---------- Provided records ----------

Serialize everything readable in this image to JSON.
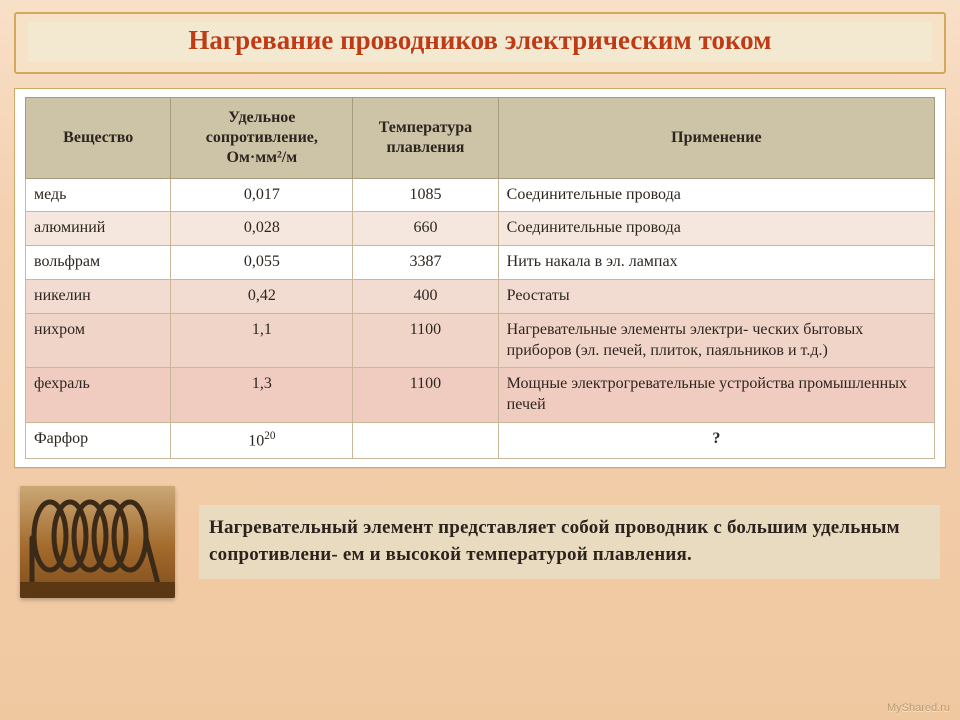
{
  "title": "Нагревание проводников электрическим током",
  "table": {
    "columns": [
      {
        "label": "Вещество",
        "width": "16%",
        "align": "left"
      },
      {
        "label": "Удельное сопротивление, Ом·мм²/м",
        "width": "20%",
        "align": "center"
      },
      {
        "label": "Температура плавления",
        "width": "16%",
        "align": "center"
      },
      {
        "label": "Применение",
        "width": "48%",
        "align": "left"
      }
    ],
    "rows": [
      {
        "substance": "медь",
        "resist": "0,017",
        "tmelt": "1085",
        "use": "Соединительные провода",
        "bg": "#ffffff"
      },
      {
        "substance": "алюминий",
        "resist": "0,028",
        "tmelt": "660",
        "use": "Соединительные провода",
        "bg": "#f5e7dd"
      },
      {
        "substance": "вольфрам",
        "resist": "0,055",
        "tmelt": "3387",
        "use": "Нить накала в эл. лампах",
        "bg": "#ffffff"
      },
      {
        "substance": "никелин",
        "resist": "0,42",
        "tmelt": "400",
        "use": "Реостаты",
        "bg": "#f2dcd1"
      },
      {
        "substance": "нихром",
        "resist": "1,1",
        "tmelt": "1100",
        "use": "Нагревательные элементы электри- ческих бытовых приборов (эл. печей, плиток, паяльников и т.д.)",
        "bg": "#f1d4c8"
      },
      {
        "substance": "фехраль",
        "resist": "1,3",
        "tmelt": "1100",
        "use": "Мощные электрогревательные устройства промышленных печей",
        "bg": "#efccbf"
      },
      {
        "substance": "Фарфор",
        "resist_html": "10<span class=\"sup\">20</span>",
        "tmelt": "",
        "use": "?",
        "use_is_q": true,
        "bg": "#ffffff"
      }
    ],
    "header_bg": "#cdc4a8",
    "border_color": "#c9b79a"
  },
  "note": "Нагревательный элемент представляет собой проводник с большим удельным сопротивлени- ем и высокой температурой плавления.",
  "coil_image": {
    "bg": "#a36a2c",
    "coil_color": "#3b2a18",
    "highlight": "#caa876"
  },
  "watermark": "MyShared.ru"
}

----------

* Exercise prompt:
Pull out all lines from the listing that contain the string "label".

* The answer:
        "label": "Вещество",
        "label": "Удельное сопротивление, Ом·мм²/м",
        "label": "Температура плавления",
        "label": "Применение",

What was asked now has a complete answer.